Well, is that US pounds or those extra heavy Imperial pounds? :laugher I make exceptions for local beer, since it does not travel very far it could not possibly pick up many calories! (makes it hard to understand how I have lost 20 US pounds)


----------



## L124C

Dauntless Brent said:


> Not to step on any toes. But! If I'm going to crew in a race I feel that the Capt. should be kicking in the beer and sandwiches. I wouldn't have someone helping me paint my house supply their own beer and lunch. Just sayin.


Just sayin...you'd better be a pro! 
For others (unlike "painting a house") sailing is fun. I teach people to sail and crew (on a armature level), for nothing. I provide the boat (slip fee and insurance and maintenance), and any knowledge and experience I have. The least they could do is bring something. 
If your invited to someone's home (as a guest, not to "paint" it) do you come empty handed? I hope not! 
Pro sailors on the other hand, are skilled athletes, don't make much and their employers generally have deep pockets and expensive toys! "Just sayin!..."


----------



## Ajax_MD

Dauntless Brent said:


> Not to step on any toes. But! If I'm going to crew in a race I feel that the Capt. should be kicking in the beer and sandwiches. I wouldn't have someone helping me paint my house supply their own beer and lunch. Just sayin.


Well you're completely wrong.

Painting a house is a "chore" or a "job" that few people would feel is a pleasant or entertaining pastime, and I agree that food and beverage should be provided.

Crewing a sailboat, whether for racing or pleasure, is a recreational pastime, even if physical exertion is involved. The skipper is providing you with a day on the water, on his boat, at his expense. You should provide your own personal equipment, and be prepared to contribute a snack and beverage at his discretion, or at least a snack and beverage for your own personal consumption. Some skippers will provide food and beverage, but by no means should it be expected.

Material provided:
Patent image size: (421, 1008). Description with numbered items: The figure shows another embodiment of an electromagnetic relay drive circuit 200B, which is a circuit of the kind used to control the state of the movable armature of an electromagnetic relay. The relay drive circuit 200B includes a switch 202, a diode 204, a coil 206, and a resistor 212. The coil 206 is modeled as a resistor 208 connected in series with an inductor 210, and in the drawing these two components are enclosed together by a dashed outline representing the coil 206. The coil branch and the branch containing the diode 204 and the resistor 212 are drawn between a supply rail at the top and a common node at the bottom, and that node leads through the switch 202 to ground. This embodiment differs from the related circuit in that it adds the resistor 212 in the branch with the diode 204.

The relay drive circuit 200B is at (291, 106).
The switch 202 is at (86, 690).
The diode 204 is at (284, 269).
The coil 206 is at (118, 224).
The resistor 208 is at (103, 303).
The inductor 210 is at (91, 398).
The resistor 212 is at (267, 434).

---

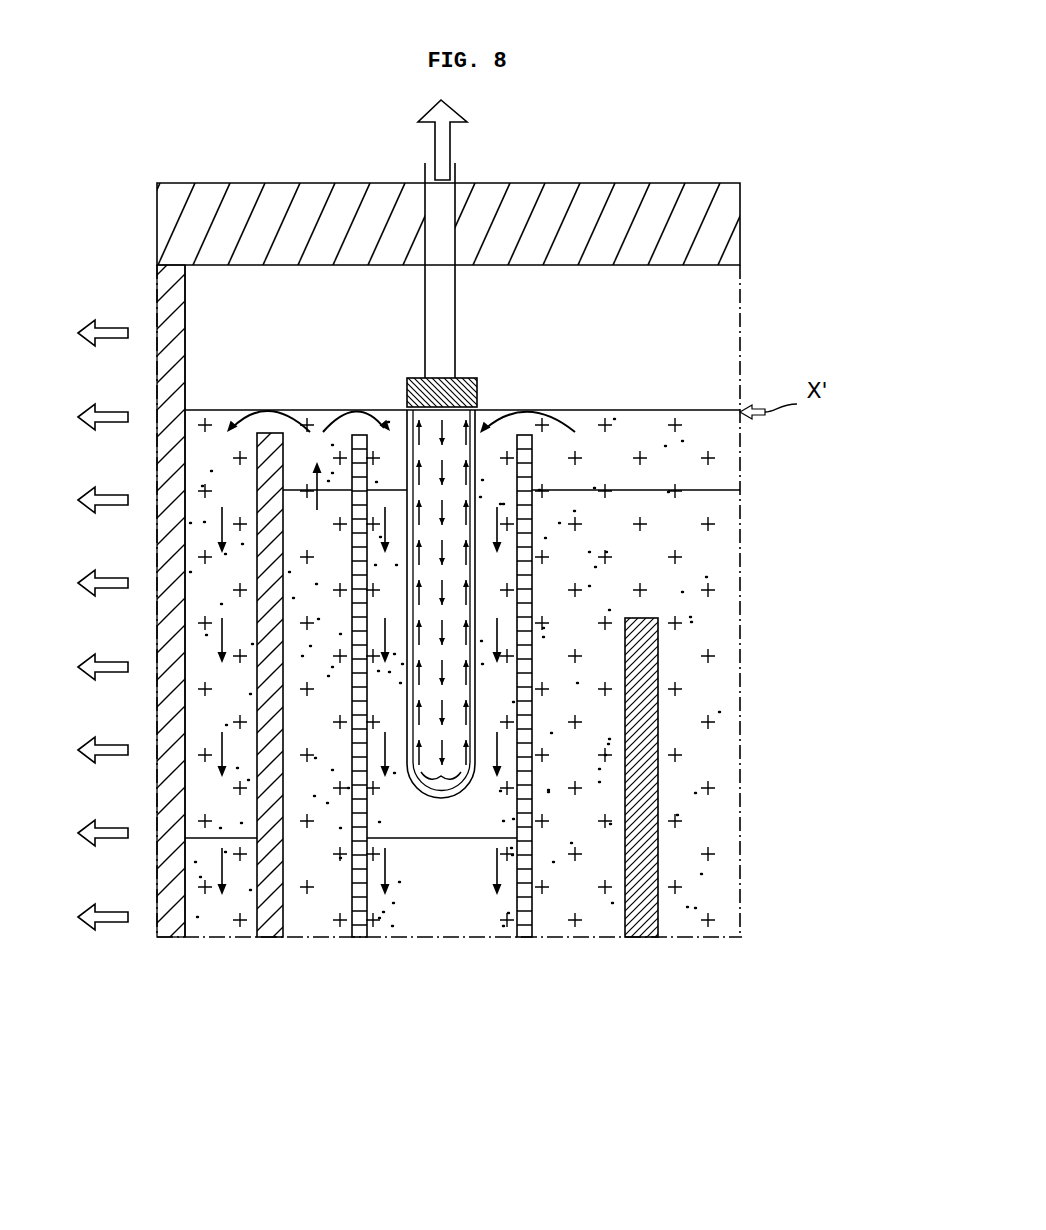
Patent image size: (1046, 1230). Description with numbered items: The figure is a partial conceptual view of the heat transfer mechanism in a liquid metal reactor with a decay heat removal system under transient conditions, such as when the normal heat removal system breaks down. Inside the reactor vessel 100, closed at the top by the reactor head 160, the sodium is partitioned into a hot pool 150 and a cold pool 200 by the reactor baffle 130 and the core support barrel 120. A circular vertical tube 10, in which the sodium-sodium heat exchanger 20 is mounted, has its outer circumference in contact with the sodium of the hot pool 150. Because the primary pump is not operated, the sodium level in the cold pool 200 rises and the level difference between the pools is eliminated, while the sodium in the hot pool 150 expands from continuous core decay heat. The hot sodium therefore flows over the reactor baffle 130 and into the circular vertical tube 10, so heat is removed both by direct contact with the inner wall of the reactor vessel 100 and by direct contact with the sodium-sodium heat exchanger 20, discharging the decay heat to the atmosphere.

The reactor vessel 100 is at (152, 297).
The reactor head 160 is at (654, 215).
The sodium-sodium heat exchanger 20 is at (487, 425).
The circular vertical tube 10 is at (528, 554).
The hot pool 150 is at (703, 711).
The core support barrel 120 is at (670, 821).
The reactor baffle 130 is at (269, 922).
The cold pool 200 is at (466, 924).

The tasks:
- a) Retype the sailing forum thread in full, with every word and mark as it appears.
- b) In the records, update the lines from the line with "Patent image size: (421, 1008)." to the line with "The resistor 212 is at (267, 434)." by replacing "embodiment" with "version" and keeping everything else the same. Give only those lines.

Task answers:
- a)
Well, is that US pounds or those extra heavy Imperial pounds? :laugher I make exceptions for local beer, since it does not travel very far it could not possibly pick up many calories! (makes it hard to understand how I have lost 20 US pounds)


----------



## L124C

Dauntless Brent said:


> Not to step on any toes. But! If I'm going to crew in a race I feel that the Capt. should be kicking in the beer and sandwiches. I wouldn't have someone helping me paint my house supply their own beer and lunch. Just sayin.


Just sayin...you'd better be a pro! 
For others (unlike "painting a house") sailing is fun. I teach people to sail and crew (on a armature level), for nothing. I provide the boat (slip fee and insurance and maintenance), and any knowledge and experience I have. The least they could do is bring something. 
If your invited to someone's home (as a guest, not to "paint" it) do you come empty handed? I hope not! 
Pro sailors on the other hand, are skilled athletes, don't make much and their employers generally have deep pockets and expensive toys! "Just sayin!..."


----------



## Ajax_MD

Dauntless Brent said:


> Not to step on any toes. But! If I'm going to crew in a race I feel that the Capt. should be kicking in the beer and sandwiches. I wouldn't have someone helping me paint my house supply their own beer and lunch. Just sayin.


Well you're completely wrong.

Painting a house is a "chore" or a "job" that few people would feel is a pleasant or entertaining pastime, and I agree that food and beverage should be provided.

Crewing a sailboat, whether for racing or pleasure, is a recreational pastime, even if physical exertion is involved. The skipper is providing you with a day on the water, on his boat, at his expense. You should provide your own personal equipment, and be prepared to contribute a snack and beverage at his discretion, or at least a snack and beverage for your own personal consumption. Some skippers will provide food and beverage, but by no means should it be expected.

- b)
Patent image size: (421, 1008). Description with numbered items: The figure shows another version of an electromagnetic relay drive circuit 200B, which is a circuit of the kind used to control the state of the movable armature of an electromagnetic relay. The relay drive circuit 200B includes a switch 202, a diode 204, a coil 206, and a resistor 212. The coil 206 is modeled as a resistor 208 connected in series with an inductor 210, and in the drawing these two components are enclosed together by a dashed outline representing the coil 206. The coil branch and the branch containing the diode 204 and the resistor 212 are drawn between a supply rail at the top and a common node at the bottom, and that node leads through the switch 202 to ground. This version differs from the related circuit in that it adds the resistor 212 in the branch with the diode 204.

The relay drive circuit 200B is at (291, 106).
The switch 202 is at (86, 690).
The diode 204 is at (284, 269).
The coil 206 is at (118, 224).
The resistor 208 is at (103, 303).
The inductor 210 is at (91, 398).
The resistor 212 is at (267, 434).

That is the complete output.